Answer with one number: the count of lines in this material that hold the word "μεσαίο".

══ Raw records

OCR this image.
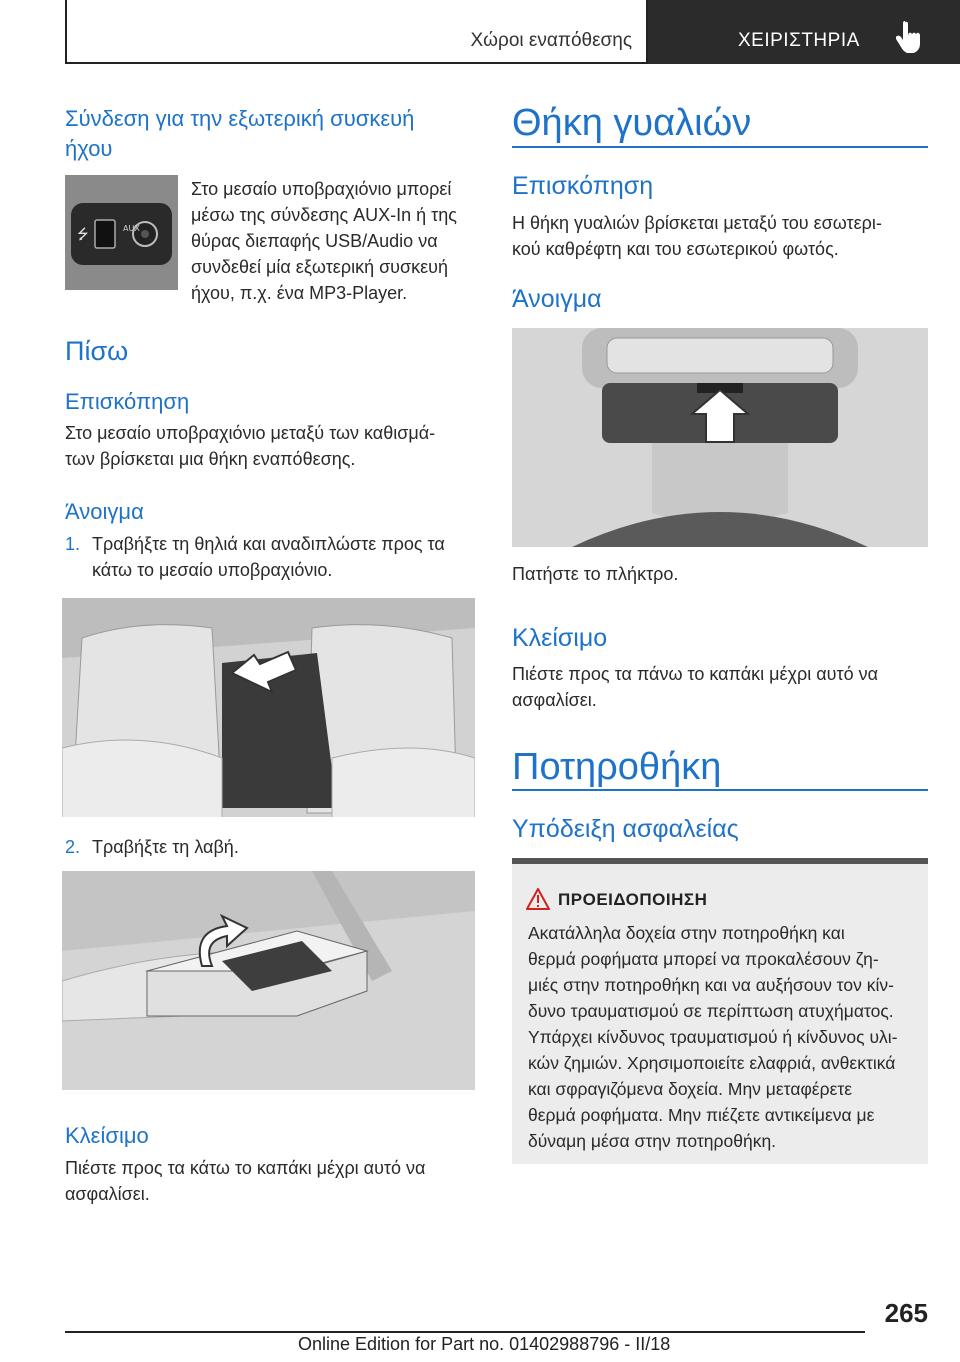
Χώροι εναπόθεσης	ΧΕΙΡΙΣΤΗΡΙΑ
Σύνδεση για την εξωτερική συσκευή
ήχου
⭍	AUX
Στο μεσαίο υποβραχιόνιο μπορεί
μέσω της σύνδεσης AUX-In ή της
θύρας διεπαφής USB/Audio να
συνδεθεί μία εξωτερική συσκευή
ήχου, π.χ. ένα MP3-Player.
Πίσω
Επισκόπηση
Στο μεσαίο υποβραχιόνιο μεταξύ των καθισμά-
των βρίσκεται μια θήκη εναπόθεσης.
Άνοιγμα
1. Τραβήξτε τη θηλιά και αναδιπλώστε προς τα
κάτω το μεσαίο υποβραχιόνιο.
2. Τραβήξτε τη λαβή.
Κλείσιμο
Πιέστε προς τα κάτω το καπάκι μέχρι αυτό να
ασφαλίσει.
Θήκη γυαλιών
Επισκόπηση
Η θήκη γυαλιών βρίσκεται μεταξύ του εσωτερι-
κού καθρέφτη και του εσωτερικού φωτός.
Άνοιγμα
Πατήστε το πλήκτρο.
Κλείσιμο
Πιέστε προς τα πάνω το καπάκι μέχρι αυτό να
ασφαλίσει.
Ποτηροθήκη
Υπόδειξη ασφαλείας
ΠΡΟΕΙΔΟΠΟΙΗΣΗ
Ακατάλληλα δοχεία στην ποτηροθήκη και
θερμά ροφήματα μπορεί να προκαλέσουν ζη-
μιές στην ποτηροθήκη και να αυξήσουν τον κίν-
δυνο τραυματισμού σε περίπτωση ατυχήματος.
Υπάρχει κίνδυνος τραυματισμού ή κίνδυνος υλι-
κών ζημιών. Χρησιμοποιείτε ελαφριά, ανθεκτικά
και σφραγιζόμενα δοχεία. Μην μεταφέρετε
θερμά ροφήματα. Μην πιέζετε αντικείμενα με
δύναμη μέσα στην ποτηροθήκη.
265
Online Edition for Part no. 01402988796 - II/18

════
══ Raw records

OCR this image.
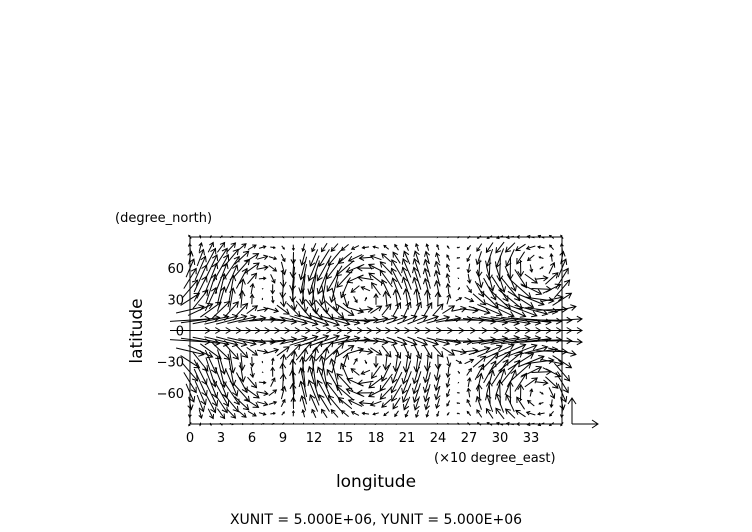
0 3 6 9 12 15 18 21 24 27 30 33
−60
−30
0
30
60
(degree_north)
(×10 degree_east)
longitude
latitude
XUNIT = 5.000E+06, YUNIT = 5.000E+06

════
══ Raw records

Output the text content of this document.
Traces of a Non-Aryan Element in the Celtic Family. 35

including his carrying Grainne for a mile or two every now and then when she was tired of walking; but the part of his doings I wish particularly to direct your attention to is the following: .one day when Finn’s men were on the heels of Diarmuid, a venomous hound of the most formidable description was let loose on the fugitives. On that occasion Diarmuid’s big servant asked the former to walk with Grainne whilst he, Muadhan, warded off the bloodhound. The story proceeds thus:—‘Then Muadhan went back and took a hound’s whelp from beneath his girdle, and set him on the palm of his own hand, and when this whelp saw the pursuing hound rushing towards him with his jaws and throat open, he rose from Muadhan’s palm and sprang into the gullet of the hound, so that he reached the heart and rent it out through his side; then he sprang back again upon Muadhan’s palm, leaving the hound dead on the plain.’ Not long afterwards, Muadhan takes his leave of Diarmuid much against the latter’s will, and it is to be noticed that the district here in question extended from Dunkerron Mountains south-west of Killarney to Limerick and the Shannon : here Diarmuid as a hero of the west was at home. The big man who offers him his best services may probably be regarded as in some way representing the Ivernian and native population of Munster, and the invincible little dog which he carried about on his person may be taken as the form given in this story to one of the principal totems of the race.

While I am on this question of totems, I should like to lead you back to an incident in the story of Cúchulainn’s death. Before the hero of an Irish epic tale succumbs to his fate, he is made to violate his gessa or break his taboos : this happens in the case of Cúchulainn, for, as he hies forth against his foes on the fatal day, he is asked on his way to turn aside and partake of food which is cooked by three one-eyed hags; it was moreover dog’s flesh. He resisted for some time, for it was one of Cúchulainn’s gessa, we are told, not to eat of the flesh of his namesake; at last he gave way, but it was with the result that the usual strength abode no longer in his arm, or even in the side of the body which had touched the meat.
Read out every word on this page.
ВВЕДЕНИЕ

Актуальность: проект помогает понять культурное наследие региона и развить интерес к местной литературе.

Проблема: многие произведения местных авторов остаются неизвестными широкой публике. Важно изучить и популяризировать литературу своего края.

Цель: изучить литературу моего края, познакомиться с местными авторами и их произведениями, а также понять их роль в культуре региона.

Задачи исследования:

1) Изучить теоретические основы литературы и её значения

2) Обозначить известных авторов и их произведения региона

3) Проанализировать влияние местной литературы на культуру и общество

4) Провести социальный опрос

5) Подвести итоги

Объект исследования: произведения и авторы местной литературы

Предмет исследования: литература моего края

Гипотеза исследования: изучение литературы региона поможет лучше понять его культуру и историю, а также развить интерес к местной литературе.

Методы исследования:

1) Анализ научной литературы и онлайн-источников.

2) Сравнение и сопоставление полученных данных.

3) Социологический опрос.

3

════

**Task output:** 3